Aim of the exercise >> What follows is a set of records, each of which is to be written out exactly.

Data records
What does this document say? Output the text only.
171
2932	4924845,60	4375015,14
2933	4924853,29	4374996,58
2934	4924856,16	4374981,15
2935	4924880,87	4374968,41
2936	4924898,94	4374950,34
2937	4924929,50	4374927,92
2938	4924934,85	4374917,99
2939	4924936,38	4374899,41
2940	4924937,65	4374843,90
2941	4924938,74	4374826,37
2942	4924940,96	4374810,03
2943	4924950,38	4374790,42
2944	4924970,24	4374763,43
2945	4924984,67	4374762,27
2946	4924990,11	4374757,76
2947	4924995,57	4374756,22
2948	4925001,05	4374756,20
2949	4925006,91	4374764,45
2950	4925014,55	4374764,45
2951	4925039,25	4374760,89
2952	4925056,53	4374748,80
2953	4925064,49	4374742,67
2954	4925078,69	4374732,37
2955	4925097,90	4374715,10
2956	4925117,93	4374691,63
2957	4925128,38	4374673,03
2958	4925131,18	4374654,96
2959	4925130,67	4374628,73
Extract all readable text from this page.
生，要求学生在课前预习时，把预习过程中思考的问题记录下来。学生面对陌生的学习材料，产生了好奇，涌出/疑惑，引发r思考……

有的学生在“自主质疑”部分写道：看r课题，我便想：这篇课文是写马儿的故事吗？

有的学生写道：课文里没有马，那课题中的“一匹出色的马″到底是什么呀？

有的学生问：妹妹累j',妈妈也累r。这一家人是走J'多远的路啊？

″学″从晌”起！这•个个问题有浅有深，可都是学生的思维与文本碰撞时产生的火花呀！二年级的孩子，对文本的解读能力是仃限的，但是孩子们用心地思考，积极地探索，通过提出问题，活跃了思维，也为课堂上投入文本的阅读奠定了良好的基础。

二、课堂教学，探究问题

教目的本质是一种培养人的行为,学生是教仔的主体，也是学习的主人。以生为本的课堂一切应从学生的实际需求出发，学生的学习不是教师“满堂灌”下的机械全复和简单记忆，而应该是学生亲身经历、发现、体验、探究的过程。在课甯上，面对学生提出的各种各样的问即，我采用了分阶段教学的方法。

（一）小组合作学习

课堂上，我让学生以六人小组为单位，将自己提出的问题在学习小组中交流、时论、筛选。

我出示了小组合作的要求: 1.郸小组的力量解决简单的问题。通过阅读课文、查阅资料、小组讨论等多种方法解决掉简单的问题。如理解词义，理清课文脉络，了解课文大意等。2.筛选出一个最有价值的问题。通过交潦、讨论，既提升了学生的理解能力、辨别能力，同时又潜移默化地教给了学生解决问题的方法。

Solution below >>
What does this document say? Output the text only.
171
2932	4924845,60	4375015,14
2933	4924853,29	4374996,58
2934	4924856,16	4374981,15
2935	4924880,87	4374968,41
2936	4924898,94	4374950,34
2937	4924929,50	4374927,92
2938	4924934,85	4374917,99
2939	4924936,38	4374899,41
2940	4924937,65	4374843,90
2941	4924938,74	4374826,37
2942	4924940,96	4374810,03
2943	4924950,38	4374790,42
2944	4924970,24	4374763,43
2945	4924984,67	4374762,27
2946	4924990,11	4374757,76
2947	4924995,57	4374756,22
2948	4925001,05	4374756,20
2949	4925006,91	4374764,45
2950	4925014,55	4374764,45
2951	4925039,25	4374760,89
2952	4925056,53	4374748,80
2953	4925064,49	4374742,67
2954	4925078,69	4374732,37
2955	4925097,90	4374715,10
2956	4925117,93	4374691,63
2957	4925128,38	4374673,03
2958	4925131,18	4374654,96
2959	4925130,67	4374628,73
Extract all readable text from this page.
生，要求学生在课前预习时，把预习过程中思考的问题记录下来。学生面对陌生的学习材料，产生了好奇，涌出/疑惑，引发r思考……

有的学生在“自主质疑”部分写道：看r课题，我便想：这篇课文是写马儿的故事吗？

有的学生写道：课文里没有马，那课题中的“一匹出色的马″到底是什么呀？

有的学生问：妹妹累j',妈妈也累r。这一家人是走J'多远的路啊？

″学″从晌”起！这•个个问题有浅有深，可都是学生的思维与文本碰撞时产生的火花呀！二年级的孩子，对文本的解读能力是仃限的，但是孩子们用心地思考，积极地探索，通过提出问题，活跃了思维，也为课堂上投入文本的阅读奠定了良好的基础。

二、课堂教学，探究问题

教目的本质是一种培养人的行为,学生是教仔的主体，也是学习的主人。以生为本的课堂一切应从学生的实际需求出发，学生的学习不是教师“满堂灌”下的机械全复和简单记忆，而应该是学生亲身经历、发现、体验、探究的过程。在课甯上，面对学生提出的各种各样的问即，我采用了分阶段教学的方法。

（一）小组合作学习

课堂上，我让学生以六人小组为单位，将自己提出的问题在学习小组中交流、时论、筛选。

我出示了小组合作的要求: 1.郸小组的力量解决简单的问题。通过阅读课文、查阅资料、小组讨论等多种方法解决掉简单的问题。如理解词义，理清课文脉络，了解课文大意等。2.筛选出一个最有价值的问题。通过交潦、讨论，既提升了学生的理解能力、辨别能力，同时又潜移默化地教给了学生解决问题的方法。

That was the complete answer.